— BEGIN LISTED RECORDS —

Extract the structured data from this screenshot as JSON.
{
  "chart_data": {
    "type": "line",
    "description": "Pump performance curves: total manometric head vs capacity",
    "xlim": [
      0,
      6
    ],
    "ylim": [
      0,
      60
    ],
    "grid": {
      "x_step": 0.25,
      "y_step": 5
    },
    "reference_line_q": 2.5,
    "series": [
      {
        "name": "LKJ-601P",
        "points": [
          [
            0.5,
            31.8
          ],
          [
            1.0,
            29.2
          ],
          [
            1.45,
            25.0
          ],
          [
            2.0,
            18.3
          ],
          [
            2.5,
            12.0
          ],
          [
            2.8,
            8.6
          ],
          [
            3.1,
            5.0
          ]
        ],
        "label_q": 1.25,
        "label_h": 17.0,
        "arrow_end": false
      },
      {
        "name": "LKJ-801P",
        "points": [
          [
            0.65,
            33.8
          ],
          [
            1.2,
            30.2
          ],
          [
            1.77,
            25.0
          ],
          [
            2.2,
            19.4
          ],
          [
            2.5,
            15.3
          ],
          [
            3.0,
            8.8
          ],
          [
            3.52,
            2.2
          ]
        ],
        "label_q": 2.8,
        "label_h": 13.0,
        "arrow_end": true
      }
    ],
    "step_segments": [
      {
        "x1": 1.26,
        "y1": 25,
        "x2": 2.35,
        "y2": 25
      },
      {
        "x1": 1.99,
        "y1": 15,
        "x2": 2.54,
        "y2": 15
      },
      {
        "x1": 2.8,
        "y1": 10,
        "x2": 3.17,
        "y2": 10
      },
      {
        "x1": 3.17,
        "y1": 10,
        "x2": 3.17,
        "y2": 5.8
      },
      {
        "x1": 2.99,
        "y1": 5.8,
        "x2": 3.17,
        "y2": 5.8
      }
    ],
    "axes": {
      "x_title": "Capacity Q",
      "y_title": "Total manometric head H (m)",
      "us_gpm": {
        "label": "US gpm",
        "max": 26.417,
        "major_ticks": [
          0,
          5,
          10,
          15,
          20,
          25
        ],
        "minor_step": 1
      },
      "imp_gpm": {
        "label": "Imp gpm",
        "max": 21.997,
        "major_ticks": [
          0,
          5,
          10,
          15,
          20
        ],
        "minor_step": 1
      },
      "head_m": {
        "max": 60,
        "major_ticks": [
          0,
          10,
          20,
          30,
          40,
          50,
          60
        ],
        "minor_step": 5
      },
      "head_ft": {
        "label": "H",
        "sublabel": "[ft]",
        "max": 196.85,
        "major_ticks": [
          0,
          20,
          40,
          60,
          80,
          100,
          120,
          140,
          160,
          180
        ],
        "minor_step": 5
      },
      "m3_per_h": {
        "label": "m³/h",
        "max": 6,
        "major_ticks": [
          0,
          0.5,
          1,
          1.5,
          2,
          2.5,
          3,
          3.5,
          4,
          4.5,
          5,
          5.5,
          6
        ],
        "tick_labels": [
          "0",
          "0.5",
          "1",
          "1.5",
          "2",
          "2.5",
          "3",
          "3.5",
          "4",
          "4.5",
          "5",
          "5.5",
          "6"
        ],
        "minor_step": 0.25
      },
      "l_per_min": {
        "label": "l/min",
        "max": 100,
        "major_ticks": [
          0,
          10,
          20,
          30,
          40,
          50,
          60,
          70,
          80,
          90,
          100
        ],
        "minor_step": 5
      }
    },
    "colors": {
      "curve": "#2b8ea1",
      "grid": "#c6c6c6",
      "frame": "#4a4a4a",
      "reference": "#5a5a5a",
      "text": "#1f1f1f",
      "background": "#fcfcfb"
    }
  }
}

— END LISTED RECORDS —

CHALLENGE. Reproduce the data in full, exactly as presented.

SOLUTION TO THE PROBLEM.
Extract the structured data from this screenshot as JSON.
{
  "chart_data": {
    "type": "line",
    "description": "Pump performance curves: total manometric head vs capacity",
    "xlim": [
      0,
      6
    ],
    "ylim": [
      0,
      60
    ],
    "grid": {
      "x_step": 0.25,
      "y_step": 5
    },
    "reference_line_q": 2.5,
    "series": [
      {
        "name": "LKJ-601P",
        "points": [
          [
            0.5,
            31.8
          ],
          [
            1.0,
            29.2
          ],
          [
            1.45,
            25.0
          ],
          [
            2.0,
            18.3
          ],
          [
            2.5,
            12.0
          ],
          [
            2.8,
            8.6
          ],
          [
            3.1,
            5.0
          ]
        ],
        "label_q": 1.25,
        "label_h": 17.0,
        "arrow_end": false
      },
      {
        "name": "LKJ-801P",
        "points": [
          [
            0.65,
            33.8
          ],
          [
            1.2,
            30.2
          ],
          [
            1.77,
            25.0
          ],
          [
            2.2,
            19.4
          ],
          [
            2.5,
            15.3
          ],
          [
            3.0,
            8.8
          ],
          [
            3.52,
            2.2
          ]
        ],
        "label_q": 2.8,
        "label_h": 13.0,
        "arrow_end": true
      }
    ],
    "step_segments": [
      {
        "x1": 1.26,
        "y1": 25,
        "x2": 2.35,
        "y2": 25
      },
      {
        "x1": 1.99,
        "y1": 15,
        "x2": 2.54,
        "y2": 15
      },
      {
        "x1": 2.8,
        "y1": 10,
        "x2": 3.17,
        "y2": 10
      },
      {
        "x1": 3.17,
        "y1": 10,
        "x2": 3.17,
        "y2": 5.8
      },
      {
        "x1": 2.99,
        "y1": 5.8,
        "x2": 3.17,
        "y2": 5.8
      }
    ],
    "axes": {
      "x_title": "Capacity Q",
      "y_title": "Total manometric head H (m)",
      "us_gpm": {
        "label": "US gpm",
        "max": 26.417,
        "major_ticks": [
          0,
          5,
          10,
          15,
          20,
          25
        ],
        "minor_step": 1
      },
      "imp_gpm": {
        "label": "Imp gpm",
        "max": 21.997,
        "major_ticks": [
          0,
          5,
          10,
          15,
          20
        ],
        "minor_step": 1
      },
      "head_m": {
        "max": 60,
        "major_ticks": [
          0,
          10,
          20,
          30,
          40,
          50,
          60
        ],
        "minor_step": 5
      },
      "head_ft": {
        "label": "H",
        "sublabel": "[ft]",
        "max": 196.85,
        "major_ticks": [
          0,
          20,
          40,
          60,
          80,
          100,
          120,
          140,
          160,
          180
        ],
        "minor_step": 5
      },
      "m3_per_h": {
        "label": "m³/h",
        "max": 6,
        "major_ticks": [
          0,
          0.5,
          1,
          1.5,
          2,
          2.5,
          3,
          3.5,
          4,
          4.5,
          5,
          5.5,
          6
        ],
        "tick_labels": [
          "0",
          "0.5",
          "1",
          "1.5",
          "2",
          "2.5",
          "3",
          "3.5",
          "4",
          "4.5",
          "5",
          "5.5",
          "6"
        ],
        "minor_step": 0.25
      },
      "l_per_min": {
        "label": "l/min",
        "max": 100,
        "major_ticks": [
          0,
          10,
          20,
          30,
          40,
          50,
          60,
          70,
          80,
          90,
          100
        ],
        "minor_step": 5
      }
    },
    "colors": {
      "curve": "#2b8ea1",
      "grid": "#c6c6c6",
      "frame": "#4a4a4a",
      "reference": "#5a5a5a",
      "text": "#1f1f1f",
      "background": "#fcfcfb"
    }
  }
}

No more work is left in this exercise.